Instruction: State the number of lines where "gelten" appears. Add nothing else.

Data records
-------

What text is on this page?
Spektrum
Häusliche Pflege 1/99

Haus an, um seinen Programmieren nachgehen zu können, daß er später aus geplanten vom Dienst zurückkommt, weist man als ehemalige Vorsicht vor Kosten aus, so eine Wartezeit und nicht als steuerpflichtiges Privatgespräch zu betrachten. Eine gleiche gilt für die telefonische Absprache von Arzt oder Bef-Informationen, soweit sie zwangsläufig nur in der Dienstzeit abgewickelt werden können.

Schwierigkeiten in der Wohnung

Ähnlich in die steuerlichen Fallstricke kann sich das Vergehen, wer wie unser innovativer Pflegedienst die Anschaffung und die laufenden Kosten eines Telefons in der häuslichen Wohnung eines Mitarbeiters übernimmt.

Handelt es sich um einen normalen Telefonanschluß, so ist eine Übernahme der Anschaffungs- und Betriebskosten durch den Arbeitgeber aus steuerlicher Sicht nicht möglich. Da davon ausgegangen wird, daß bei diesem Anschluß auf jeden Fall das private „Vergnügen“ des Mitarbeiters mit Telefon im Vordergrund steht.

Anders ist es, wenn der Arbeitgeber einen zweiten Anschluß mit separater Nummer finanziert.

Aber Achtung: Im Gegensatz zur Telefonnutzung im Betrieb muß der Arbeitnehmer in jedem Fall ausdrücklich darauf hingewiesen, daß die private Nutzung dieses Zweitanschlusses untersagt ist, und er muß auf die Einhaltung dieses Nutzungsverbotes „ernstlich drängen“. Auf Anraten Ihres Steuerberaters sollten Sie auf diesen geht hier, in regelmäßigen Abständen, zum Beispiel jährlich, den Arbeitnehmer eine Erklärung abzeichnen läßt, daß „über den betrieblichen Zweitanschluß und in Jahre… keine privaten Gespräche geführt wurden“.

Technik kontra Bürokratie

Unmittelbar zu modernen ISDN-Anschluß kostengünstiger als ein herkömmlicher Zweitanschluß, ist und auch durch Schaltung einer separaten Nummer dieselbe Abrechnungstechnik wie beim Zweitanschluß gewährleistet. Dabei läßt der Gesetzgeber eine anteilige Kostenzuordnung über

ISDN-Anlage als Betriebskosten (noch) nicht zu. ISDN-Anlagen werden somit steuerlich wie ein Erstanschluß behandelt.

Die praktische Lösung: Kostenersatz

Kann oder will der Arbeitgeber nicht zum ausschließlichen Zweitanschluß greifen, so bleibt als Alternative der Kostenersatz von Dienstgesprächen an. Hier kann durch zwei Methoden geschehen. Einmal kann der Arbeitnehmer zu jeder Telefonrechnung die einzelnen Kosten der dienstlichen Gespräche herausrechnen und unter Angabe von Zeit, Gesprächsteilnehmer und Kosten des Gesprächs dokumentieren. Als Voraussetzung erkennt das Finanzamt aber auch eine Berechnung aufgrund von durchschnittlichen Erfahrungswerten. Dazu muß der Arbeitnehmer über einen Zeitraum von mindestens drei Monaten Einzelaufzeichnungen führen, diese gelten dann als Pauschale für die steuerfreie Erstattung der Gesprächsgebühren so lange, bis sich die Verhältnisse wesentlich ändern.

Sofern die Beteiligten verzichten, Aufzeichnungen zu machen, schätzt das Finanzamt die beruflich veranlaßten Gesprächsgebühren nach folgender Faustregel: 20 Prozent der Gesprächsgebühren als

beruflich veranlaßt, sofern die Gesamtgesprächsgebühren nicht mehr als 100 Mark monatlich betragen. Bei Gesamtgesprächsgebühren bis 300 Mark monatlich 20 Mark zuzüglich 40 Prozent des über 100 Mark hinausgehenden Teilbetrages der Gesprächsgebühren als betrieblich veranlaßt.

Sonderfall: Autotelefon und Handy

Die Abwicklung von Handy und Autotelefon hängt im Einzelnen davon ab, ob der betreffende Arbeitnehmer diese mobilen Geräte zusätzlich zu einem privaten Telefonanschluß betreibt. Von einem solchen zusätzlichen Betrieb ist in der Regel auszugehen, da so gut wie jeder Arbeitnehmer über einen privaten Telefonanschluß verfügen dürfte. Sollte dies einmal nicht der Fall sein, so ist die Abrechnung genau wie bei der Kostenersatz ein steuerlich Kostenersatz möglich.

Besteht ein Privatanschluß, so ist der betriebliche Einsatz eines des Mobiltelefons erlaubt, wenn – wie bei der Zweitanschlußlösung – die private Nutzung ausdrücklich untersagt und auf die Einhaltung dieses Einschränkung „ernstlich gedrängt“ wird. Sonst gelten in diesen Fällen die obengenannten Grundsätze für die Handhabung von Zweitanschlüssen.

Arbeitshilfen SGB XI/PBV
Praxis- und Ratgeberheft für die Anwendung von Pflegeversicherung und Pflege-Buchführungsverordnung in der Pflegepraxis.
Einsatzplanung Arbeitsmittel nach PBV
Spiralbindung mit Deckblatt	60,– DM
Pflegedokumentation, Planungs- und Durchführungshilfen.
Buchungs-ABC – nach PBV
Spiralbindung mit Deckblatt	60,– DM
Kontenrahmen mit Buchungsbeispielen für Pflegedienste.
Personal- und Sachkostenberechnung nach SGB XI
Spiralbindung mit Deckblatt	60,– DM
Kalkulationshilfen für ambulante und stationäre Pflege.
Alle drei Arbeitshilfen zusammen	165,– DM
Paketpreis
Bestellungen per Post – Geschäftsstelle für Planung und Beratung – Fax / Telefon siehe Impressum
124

-------

Solution below: 2